**Data for the task**
__________________________________________________

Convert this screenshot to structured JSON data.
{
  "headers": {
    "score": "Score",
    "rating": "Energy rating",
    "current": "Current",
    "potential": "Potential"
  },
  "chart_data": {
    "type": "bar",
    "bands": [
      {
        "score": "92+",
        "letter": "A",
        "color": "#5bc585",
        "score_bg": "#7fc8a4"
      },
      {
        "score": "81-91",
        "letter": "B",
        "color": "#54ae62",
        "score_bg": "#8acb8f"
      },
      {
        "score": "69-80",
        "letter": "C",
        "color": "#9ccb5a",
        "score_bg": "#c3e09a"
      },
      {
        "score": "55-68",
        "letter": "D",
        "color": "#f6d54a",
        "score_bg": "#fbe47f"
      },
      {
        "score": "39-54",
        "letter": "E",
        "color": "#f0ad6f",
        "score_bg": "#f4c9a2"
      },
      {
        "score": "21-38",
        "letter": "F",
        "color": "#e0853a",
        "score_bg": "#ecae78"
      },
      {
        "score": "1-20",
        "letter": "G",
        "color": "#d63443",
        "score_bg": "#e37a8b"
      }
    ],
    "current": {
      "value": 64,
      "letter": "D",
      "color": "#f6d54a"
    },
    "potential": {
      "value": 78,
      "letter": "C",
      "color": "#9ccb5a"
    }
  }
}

__________________________________________________

**Task to complete**
Report the number of lines that include the string "letter"; return nothing but the count.

**Response**
9